• Challenge
From the entries below, gather each line containing the word "name".

(Chart and figure data)
+++++

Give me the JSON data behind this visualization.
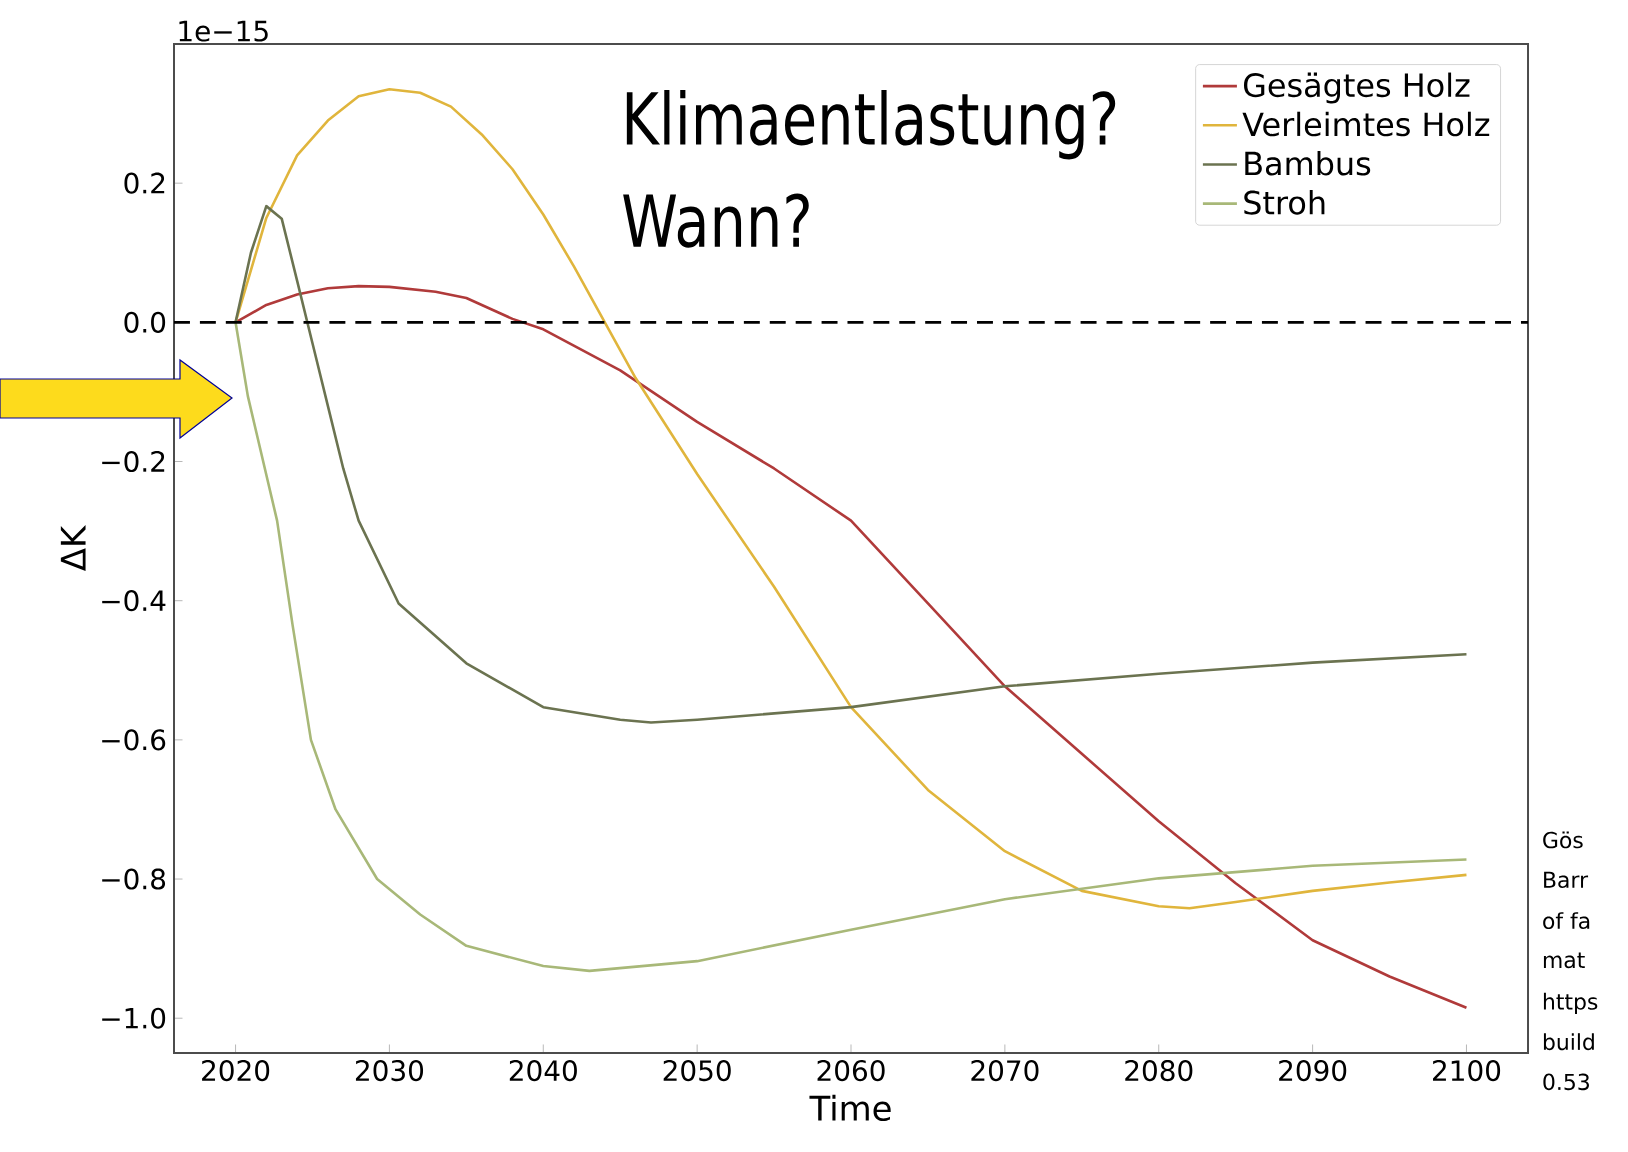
{
  "chart_data": {
    "type": "line",
    "xlabel": "Time",
    "ylabel": "ΔK",
    "xlim": [
      2016,
      2104
    ],
    "ylim": [
      -1.05,
      0.4
    ],
    "xticks": [
      2020,
      2030,
      2040,
      2050,
      2060,
      2070,
      2080,
      2090,
      2100
    ],
    "yticks": [
      {
        "value": -1.0,
        "label": "−1.0"
      },
      {
        "value": -0.8,
        "label": "−0.8"
      },
      {
        "value": -0.6,
        "label": "−0.6"
      },
      {
        "value": -0.4,
        "label": "−0.4"
      },
      {
        "value": -0.2,
        "label": "−0.2"
      },
      {
        "value": 0.0,
        "label": "0.0"
      },
      {
        "value": 0.2,
        "label": "0.2"
      }
    ],
    "grid": false,
    "legend": "top right",
    "marker": "none",
    "line_style": "solid",
    "ref_lines": [
      {
        "axis": "y",
        "value": 0,
        "color": "#000000",
        "line_style": "dashed"
      }
    ],
    "annotations": [
      "1e−15",
      "Klimaentlastung?",
      "Wann?",
      "Gös",
      "Barr",
      "of fa",
      "mat",
      "https",
      "build",
      "0.53"
    ],
    "series": [
      {
        "name": "Gesägtes Holz",
        "color": "#b03a3a",
        "x": [
          2020,
          2022,
          2024,
          2026,
          2028,
          2030,
          2033,
          2035,
          2038,
          2040,
          2045,
          2050,
          2055,
          2060,
          2065,
          2070,
          2075,
          2080,
          2085,
          2090,
          2095,
          2100
        ],
        "values": [
          0,
          0.025,
          0.04,
          0.049,
          0.052,
          0.051,
          0.044,
          0.035,
          0.005,
          -0.01,
          -0.069,
          -0.143,
          -0.21,
          -0.285,
          -0.404,
          -0.523,
          -0.62,
          -0.717,
          -0.806,
          -0.888,
          -0.94,
          -0.985
        ]
      },
      {
        "name": "Verleimtes Holz",
        "color": "#e0b53c",
        "x": [
          2020,
          2022,
          2024,
          2026,
          2028,
          2030,
          2032,
          2034,
          2036,
          2038,
          2040,
          2042,
          2044,
          2046,
          2050,
          2055,
          2060,
          2065,
          2070,
          2075,
          2080,
          2082,
          2085,
          2090,
          2095,
          2100
        ],
        "values": [
          0,
          0.15,
          0.24,
          0.29,
          0.325,
          0.335,
          0.33,
          0.31,
          0.27,
          0.22,
          0.155,
          0.08,
          0.0,
          -0.08,
          -0.218,
          -0.38,
          -0.553,
          -0.672,
          -0.76,
          -0.817,
          -0.839,
          -0.842,
          -0.833,
          -0.817,
          -0.805,
          -0.794
        ]
      },
      {
        "name": "Bambus",
        "color": "#6b7350",
        "x": [
          2020,
          2021,
          2022,
          2023,
          2024,
          2025,
          2026,
          2027,
          2028,
          2030.6,
          2035,
          2040,
          2045,
          2047,
          2050,
          2060,
          2070,
          2080,
          2090,
          2100
        ],
        "values": [
          0,
          0.1,
          0.167,
          0.149,
          0.06,
          -0.03,
          -0.12,
          -0.21,
          -0.285,
          -0.404,
          -0.49,
          -0.553,
          -0.571,
          -0.575,
          -0.571,
          -0.553,
          -0.523,
          -0.505,
          -0.489,
          -0.477
        ]
      },
      {
        "name": "Stroh",
        "color": "#a8b878",
        "x": [
          2020,
          2020.8,
          2022.7,
          2023.7,
          2024.9,
          2026.5,
          2029.2,
          2032,
          2035,
          2040,
          2043,
          2050,
          2060,
          2070,
          2080,
          2090,
          2100
        ],
        "values": [
          0,
          -0.106,
          -0.285,
          -0.434,
          -0.6,
          -0.7,
          -0.8,
          -0.851,
          -0.896,
          -0.925,
          -0.932,
          -0.918,
          -0.873,
          -0.829,
          -0.799,
          -0.781,
          -0.772
        ]
      }
    ]
  }
}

+++++

• Solution for this problem
        "name": "Gesägtes Holz",
        "name": "Verleimtes Holz",
        "name": "Bambus",
        "name": "Stroh",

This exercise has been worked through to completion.